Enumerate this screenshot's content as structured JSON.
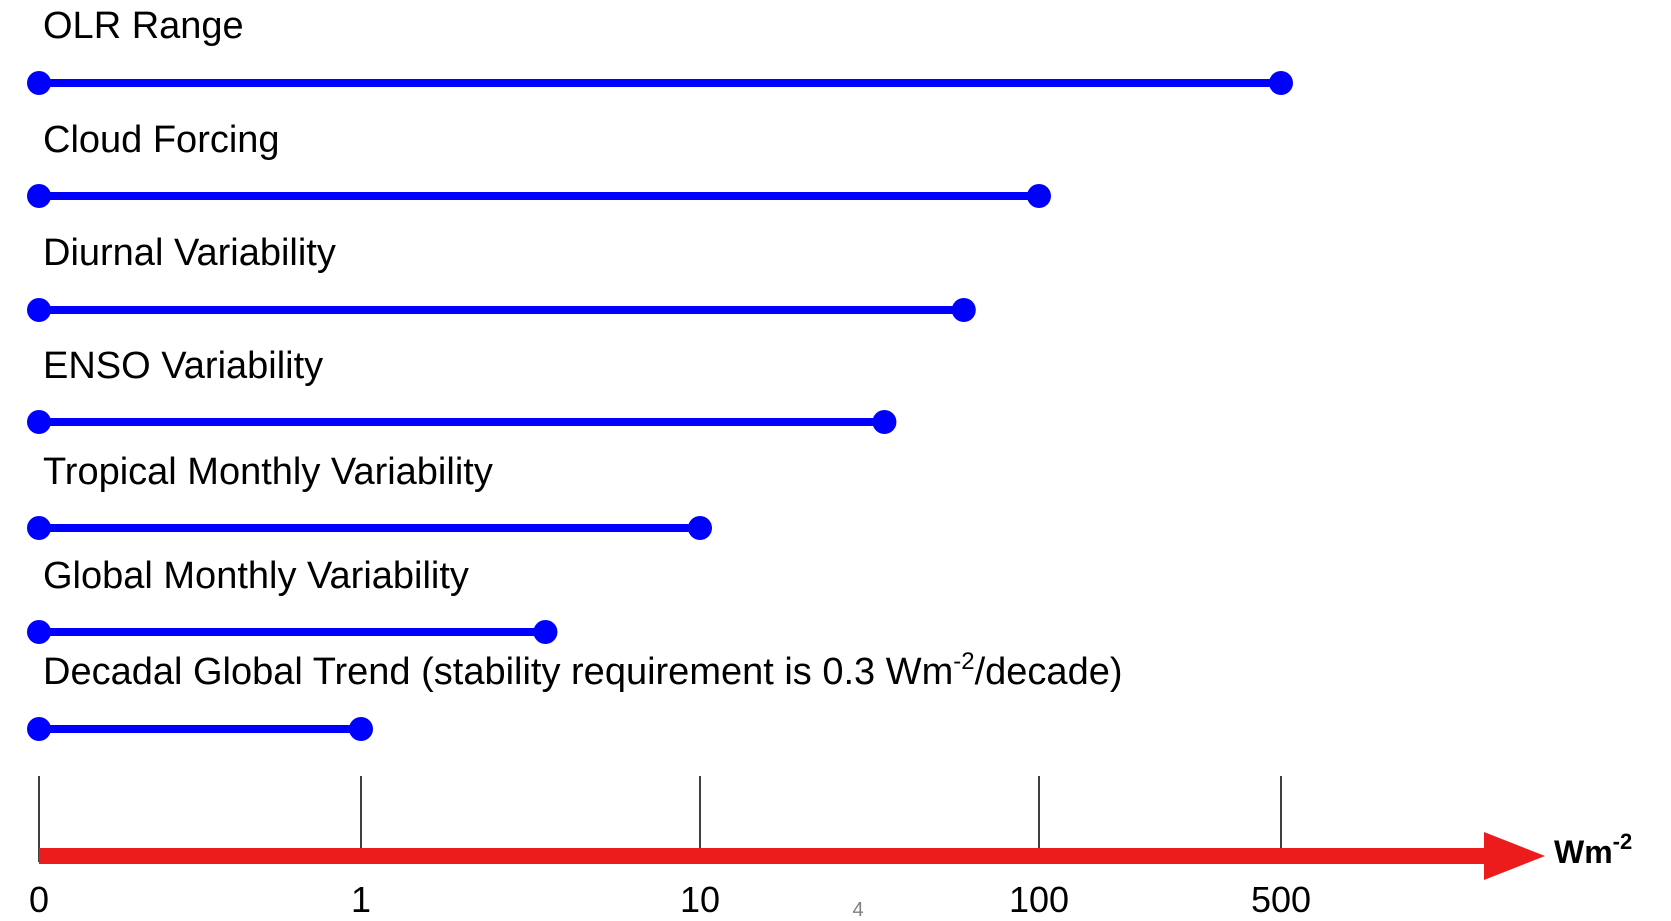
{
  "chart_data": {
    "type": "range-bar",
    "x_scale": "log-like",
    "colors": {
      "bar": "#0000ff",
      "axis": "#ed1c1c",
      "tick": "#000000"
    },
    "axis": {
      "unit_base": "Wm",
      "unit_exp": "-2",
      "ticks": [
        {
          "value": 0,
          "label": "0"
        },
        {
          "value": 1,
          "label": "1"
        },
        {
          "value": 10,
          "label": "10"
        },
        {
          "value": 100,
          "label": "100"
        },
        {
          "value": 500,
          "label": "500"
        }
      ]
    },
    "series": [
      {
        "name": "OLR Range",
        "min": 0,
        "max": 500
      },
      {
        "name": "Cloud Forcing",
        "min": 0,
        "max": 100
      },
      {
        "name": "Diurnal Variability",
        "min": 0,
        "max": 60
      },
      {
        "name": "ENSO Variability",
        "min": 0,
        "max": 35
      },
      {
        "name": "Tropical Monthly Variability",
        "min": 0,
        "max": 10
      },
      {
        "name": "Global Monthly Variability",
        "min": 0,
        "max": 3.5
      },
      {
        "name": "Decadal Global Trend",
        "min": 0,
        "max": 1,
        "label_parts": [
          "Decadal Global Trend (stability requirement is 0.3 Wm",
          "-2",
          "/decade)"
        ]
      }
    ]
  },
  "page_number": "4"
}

##########

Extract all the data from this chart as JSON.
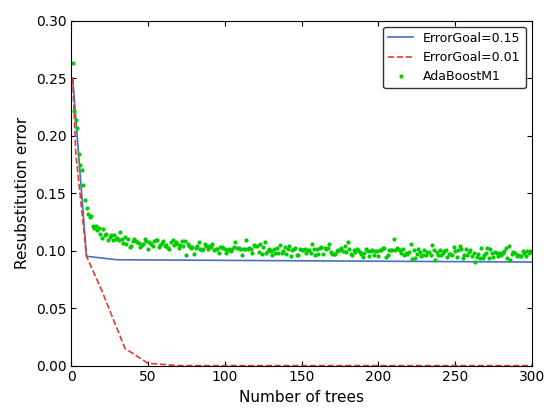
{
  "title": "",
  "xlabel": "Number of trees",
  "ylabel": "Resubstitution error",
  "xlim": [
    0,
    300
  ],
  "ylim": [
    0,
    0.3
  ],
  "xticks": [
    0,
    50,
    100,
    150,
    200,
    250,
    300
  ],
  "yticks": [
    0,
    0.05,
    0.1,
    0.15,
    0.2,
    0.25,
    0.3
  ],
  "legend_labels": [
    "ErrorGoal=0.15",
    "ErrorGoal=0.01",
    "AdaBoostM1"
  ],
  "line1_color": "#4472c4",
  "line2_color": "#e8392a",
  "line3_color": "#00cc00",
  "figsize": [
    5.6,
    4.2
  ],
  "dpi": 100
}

##########

» **Stated goal**
Copy whichever lines in the listing above contain the word "value".

» **Finished answer**
          "value": 0,
          "value": 1,
          "value": 10,
          "value": 100,
          "value": 500,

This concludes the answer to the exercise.